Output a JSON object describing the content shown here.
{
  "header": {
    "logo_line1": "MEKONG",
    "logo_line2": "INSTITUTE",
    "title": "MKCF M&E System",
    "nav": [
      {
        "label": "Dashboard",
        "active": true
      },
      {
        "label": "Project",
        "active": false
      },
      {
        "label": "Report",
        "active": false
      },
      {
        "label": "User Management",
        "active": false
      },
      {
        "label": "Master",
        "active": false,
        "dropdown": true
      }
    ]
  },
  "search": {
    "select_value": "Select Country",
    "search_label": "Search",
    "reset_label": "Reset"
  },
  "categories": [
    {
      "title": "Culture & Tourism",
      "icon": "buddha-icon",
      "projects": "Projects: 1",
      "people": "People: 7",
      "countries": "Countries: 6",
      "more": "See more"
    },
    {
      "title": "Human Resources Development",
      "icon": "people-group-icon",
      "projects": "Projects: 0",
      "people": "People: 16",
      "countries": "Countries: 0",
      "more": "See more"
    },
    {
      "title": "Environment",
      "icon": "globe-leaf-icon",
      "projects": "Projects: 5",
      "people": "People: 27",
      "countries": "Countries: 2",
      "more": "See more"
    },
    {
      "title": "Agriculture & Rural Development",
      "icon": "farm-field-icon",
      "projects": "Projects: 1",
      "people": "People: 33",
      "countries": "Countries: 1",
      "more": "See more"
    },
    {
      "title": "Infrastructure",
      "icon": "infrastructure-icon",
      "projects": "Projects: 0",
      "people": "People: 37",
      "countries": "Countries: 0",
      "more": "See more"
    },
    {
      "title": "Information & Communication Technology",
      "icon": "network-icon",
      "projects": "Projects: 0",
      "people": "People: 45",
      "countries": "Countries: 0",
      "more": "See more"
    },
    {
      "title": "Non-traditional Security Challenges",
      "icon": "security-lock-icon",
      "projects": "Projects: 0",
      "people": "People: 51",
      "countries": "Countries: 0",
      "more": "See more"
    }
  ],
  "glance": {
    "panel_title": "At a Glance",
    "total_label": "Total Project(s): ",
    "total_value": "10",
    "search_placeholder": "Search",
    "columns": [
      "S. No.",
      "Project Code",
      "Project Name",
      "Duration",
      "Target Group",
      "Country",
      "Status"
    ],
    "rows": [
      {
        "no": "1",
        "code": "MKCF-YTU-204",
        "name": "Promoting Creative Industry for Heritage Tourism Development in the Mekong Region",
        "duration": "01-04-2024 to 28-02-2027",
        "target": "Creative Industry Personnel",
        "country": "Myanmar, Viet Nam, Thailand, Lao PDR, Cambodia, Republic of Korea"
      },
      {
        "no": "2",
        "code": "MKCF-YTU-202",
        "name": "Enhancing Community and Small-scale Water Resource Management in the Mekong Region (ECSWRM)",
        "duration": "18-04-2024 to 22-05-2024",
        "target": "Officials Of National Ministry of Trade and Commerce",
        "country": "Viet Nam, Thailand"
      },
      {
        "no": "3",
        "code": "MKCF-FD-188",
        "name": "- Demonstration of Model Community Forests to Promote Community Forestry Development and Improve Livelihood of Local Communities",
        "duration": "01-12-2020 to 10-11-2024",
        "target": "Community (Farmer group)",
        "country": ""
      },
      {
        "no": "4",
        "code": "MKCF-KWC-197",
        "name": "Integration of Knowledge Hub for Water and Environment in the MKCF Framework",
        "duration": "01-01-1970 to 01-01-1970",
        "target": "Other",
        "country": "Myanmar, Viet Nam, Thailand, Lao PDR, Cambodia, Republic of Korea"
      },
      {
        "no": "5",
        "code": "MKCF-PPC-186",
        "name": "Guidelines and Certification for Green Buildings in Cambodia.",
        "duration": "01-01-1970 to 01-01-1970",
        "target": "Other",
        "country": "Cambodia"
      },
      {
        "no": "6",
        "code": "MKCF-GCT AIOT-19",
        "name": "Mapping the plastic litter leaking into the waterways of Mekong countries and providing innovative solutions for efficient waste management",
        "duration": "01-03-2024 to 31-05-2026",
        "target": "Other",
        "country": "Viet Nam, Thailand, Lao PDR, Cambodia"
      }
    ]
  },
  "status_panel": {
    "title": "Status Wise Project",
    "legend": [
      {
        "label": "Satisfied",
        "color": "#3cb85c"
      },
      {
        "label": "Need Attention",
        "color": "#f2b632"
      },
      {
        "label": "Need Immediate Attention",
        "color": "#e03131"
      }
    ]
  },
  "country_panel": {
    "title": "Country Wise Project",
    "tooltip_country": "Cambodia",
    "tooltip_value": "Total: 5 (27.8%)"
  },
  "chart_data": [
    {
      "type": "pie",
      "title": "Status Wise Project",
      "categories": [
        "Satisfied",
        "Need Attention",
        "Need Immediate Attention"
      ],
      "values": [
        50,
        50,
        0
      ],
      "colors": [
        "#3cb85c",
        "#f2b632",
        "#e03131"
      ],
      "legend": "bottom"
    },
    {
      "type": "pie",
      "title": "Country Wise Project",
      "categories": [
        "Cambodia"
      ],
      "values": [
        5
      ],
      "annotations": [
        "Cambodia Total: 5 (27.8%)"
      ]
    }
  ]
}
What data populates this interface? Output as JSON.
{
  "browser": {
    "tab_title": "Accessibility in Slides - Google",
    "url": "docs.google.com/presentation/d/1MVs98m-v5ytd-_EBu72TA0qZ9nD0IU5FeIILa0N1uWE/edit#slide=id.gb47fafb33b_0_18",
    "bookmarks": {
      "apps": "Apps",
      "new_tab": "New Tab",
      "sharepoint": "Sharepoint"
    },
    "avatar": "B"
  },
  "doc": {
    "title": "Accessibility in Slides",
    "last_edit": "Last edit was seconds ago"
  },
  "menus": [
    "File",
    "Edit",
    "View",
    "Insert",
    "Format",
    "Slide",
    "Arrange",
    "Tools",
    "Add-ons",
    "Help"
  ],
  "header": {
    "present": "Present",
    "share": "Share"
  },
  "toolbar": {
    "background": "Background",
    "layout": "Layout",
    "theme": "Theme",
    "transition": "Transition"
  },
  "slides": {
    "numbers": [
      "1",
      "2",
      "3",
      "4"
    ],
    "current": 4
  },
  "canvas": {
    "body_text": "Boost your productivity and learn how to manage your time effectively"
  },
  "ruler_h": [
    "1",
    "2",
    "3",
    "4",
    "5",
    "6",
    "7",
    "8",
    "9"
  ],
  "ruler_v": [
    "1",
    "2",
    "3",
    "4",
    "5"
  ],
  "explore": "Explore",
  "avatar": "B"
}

········

Reproduce each entry from the records above, character for character.

§ Correct answer
Output a JSON object describing the content shown here.
{
  "header": {
    "logo_line1": "MEKONG",
    "logo_line2": "INSTITUTE",
    "title": "MKCF M&E System",
    "nav": [
      {
        "label": "Dashboard",
        "active": true
      },
      {
        "label": "Project",
        "active": false
      },
      {
        "label": "Report",
        "active": false
      },
      {
        "label": "User Management",
        "active": false
      },
      {
        "label": "Master",
        "active": false,
        "dropdown": true
      }
    ]
  },
  "search": {
    "select_value": "Select Country",
    "search_label": "Search",
    "reset_label": "Reset"
  },
  "categories": [
    {
      "title": "Culture & Tourism",
      "icon": "buddha-icon",
      "projects": "Projects: 1",
      "people": "People: 7",
      "countries": "Countries: 6",
      "more": "See more"
    },
    {
      "title": "Human Resources Development",
      "icon": "people-group-icon",
      "projects": "Projects: 0",
      "people": "People: 16",
      "countries": "Countries: 0",
      "more": "See more"
    },
    {
      "title": "Environment",
      "icon": "globe-leaf-icon",
      "projects": "Projects: 5",
      "people": "People: 27",
      "countries": "Countries: 2",
      "more": "See more"
    },
    {
      "title": "Agriculture & Rural Development",
      "icon": "farm-field-icon",
      "projects": "Projects: 1",
      "people": "People: 33",
      "countries": "Countries: 1",
      "more": "See more"
    },
    {
      "title": "Infrastructure",
      "icon": "infrastructure-icon",
      "projects": "Projects: 0",
      "people": "People: 37",
      "countries": "Countries: 0",
      "more": "See more"
    },
    {
      "title": "Information & Communication Technology",
      "icon": "network-icon",
      "projects": "Projects: 0",
      "people": "People: 45",
      "countries": "Countries: 0",
      "more": "See more"
    },
    {
      "title": "Non-traditional Security Challenges",
      "icon": "security-lock-icon",
      "projects": "Projects: 0",
      "people": "People: 51",
      "countries": "Countries: 0",
      "more": "See more"
    }
  ],
  "glance": {
    "panel_title": "At a Glance",
    "total_label": "Total Project(s): ",
    "total_value": "10",
    "search_placeholder": "Search",
    "columns": [
      "S. No.",
      "Project Code",
      "Project Name",
      "Duration",
      "Target Group",
      "Country",
      "Status"
    ],
    "rows": [
      {
        "no": "1",
        "code": "MKCF-YTU-204",
        "name": "Promoting Creative Industry for Heritage Tourism Development in the Mekong Region",
        "duration": "01-04-2024 to 28-02-2027",
        "target": "Creative Industry Personnel",
        "country": "Myanmar, Viet Nam, Thailand, Lao PDR, Cambodia, Republic of Korea"
      },
      {
        "no": "2",
        "code": "MKCF-YTU-202",
        "name": "Enhancing Community and Small-scale Water Resource Management in the Mekong Region (ECSWRM)",
        "duration": "18-04-2024 to 22-05-2024",
        "target": "Officials Of National Ministry of Trade and Commerce",
        "country": "Viet Nam, Thailand"
      },
      {
        "no": "3",
        "code": "MKCF-FD-188",
        "name": "- Demonstration of Model Community Forests to Promote Community Forestry Development and Improve Livelihood of Local Communities",
        "duration": "01-12-2020 to 10-11-2024",
        "target": "Community (Farmer group)",
        "country": ""
      },
      {
        "no": "4",
        "code": "MKCF-KWC-197",
        "name": "Integration of Knowledge Hub for Water and Environment in the MKCF Framework",
        "duration": "01-01-1970 to 01-01-1970",
        "target": "Other",
        "country": "Myanmar, Viet Nam, Thailand, Lao PDR, Cambodia, Republic of Korea"
      },
      {
        "no": "5",
        "code": "MKCF-PPC-186",
        "name": "Guidelines and Certification for Green Buildings in Cambodia.",
        "duration": "01-01-1970 to 01-01-1970",
        "target": "Other",
        "country": "Cambodia"
      },
      {
        "no": "6",
        "code": "MKCF-GCT AIOT-19",
        "name": "Mapping the plastic litter leaking into the waterways of Mekong countries and providing innovative solutions for efficient waste management",
        "duration": "01-03-2024 to 31-05-2026",
        "target": "Other",
        "country": "Viet Nam, Thailand, Lao PDR, Cambodia"
      }
    ]
  },
  "status_panel": {
    "title": "Status Wise Project",
    "legend": [
      {
        "label": "Satisfied",
        "color": "#3cb85c"
      },
      {
        "label": "Need Attention",
        "color": "#f2b632"
      },
      {
        "label": "Need Immediate Attention",
        "color": "#e03131"
      }
    ]
  },
  "country_panel": {
    "title": "Country Wise Project",
    "tooltip_country": "Cambodia",
    "tooltip_value": "Total: 5 (27.8%)"
  },
  "chart_data": [
    {
      "type": "pie",
      "title": "Status Wise Project",
      "categories": [
        "Satisfied",
        "Need Attention",
        "Need Immediate Attention"
      ],
      "values": [
        50,
        50,
        0
      ],
      "colors": [
        "#3cb85c",
        "#f2b632",
        "#e03131"
      ],
      "legend": "bottom"
    },
    {
      "type": "pie",
      "title": "Country Wise Project",
      "categories": [
        "Cambodia"
      ],
      "values": [
        5
      ],
      "annotations": [
        "Cambodia Total: 5 (27.8%)"
      ]
    }
  ]
}
What data populates this interface? Output as JSON.
{
  "browser": {
    "tab_title": "Accessibility in Slides - Google",
    "url": "docs.google.com/presentation/d/1MVs98m-v5ytd-_EBu72TA0qZ9nD0IU5FeIILa0N1uWE/edit#slide=id.gb47fafb33b_0_18",
    "bookmarks": {
      "apps": "Apps",
      "new_tab": "New Tab",
      "sharepoint": "Sharepoint"
    },
    "avatar": "B"
  },
  "doc": {
    "title": "Accessibility in Slides",
    "last_edit": "Last edit was seconds ago"
  },
  "menus": [
    "File",
    "Edit",
    "View",
    "Insert",
    "Format",
    "Slide",
    "Arrange",
    "Tools",
    "Add-ons",
    "Help"
  ],
  "header": {
    "present": "Present",
    "share": "Share"
  },
  "toolbar": {
    "background": "Background",
    "layout": "Layout",
    "theme": "Theme",
    "transition": "Transition"
  },
  "slides": {
    "numbers": [
      "1",
      "2",
      "3",
      "4"
    ],
    "current": 4
  },
  "canvas": {
    "body_text": "Boost your productivity and learn how to manage your time effectively"
  },
  "ruler_h": [
    "1",
    "2",
    "3",
    "4",
    "5",
    "6",
    "7",
    "8",
    "9"
  ],
  "ruler_v": [
    "1",
    "2",
    "3",
    "4",
    "5"
  ],
  "explore": "Explore",
  "avatar": "B"
}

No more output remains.